------ Task input
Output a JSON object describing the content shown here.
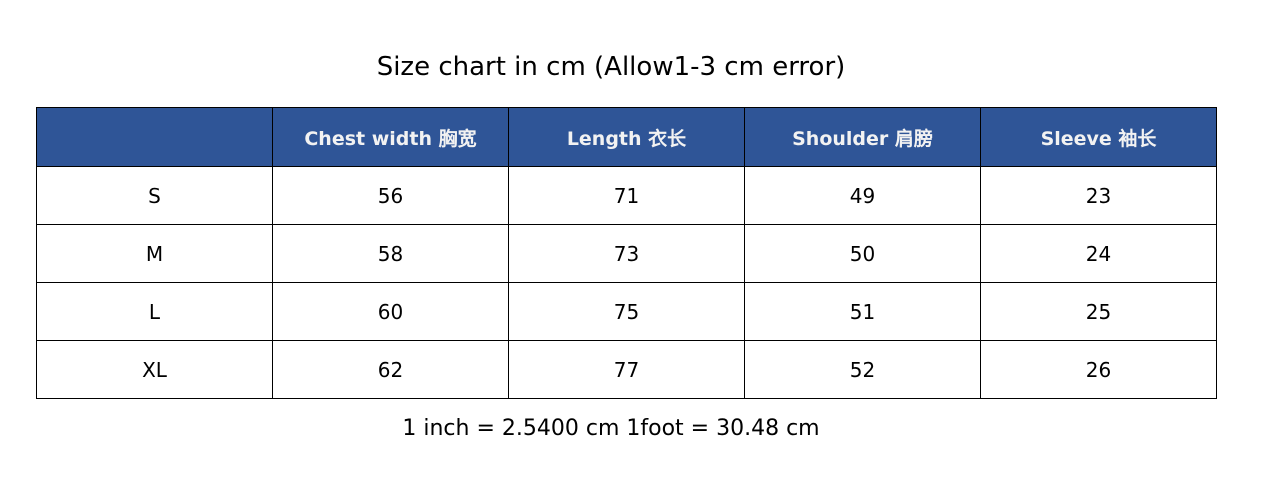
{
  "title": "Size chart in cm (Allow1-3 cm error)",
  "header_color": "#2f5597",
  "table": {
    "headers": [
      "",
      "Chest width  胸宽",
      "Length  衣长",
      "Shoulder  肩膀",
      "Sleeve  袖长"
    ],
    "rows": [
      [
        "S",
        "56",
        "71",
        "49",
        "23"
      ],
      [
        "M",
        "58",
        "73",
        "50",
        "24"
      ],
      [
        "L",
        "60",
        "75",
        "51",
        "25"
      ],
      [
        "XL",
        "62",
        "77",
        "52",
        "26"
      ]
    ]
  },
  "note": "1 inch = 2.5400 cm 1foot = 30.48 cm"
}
------------
# Task brief
Set down the records in full and exactly. Do not carry over any image.

# Full answer
Output a JSON object describing the content shown here.
{
  "title": "Size chart in cm (Allow1-3 cm error)",
  "header_color": "#2f5597",
  "table": {
    "headers": [
      "",
      "Chest width  胸宽",
      "Length  衣长",
      "Shoulder  肩膀",
      "Sleeve  袖长"
    ],
    "rows": [
      [
        "S",
        "56",
        "71",
        "49",
        "23"
      ],
      [
        "M",
        "58",
        "73",
        "50",
        "24"
      ],
      [
        "L",
        "60",
        "75",
        "51",
        "25"
      ],
      [
        "XL",
        "62",
        "77",
        "52",
        "26"
      ]
    ]
  },
  "note": "1 inch = 2.5400 cm 1foot = 30.48 cm"
}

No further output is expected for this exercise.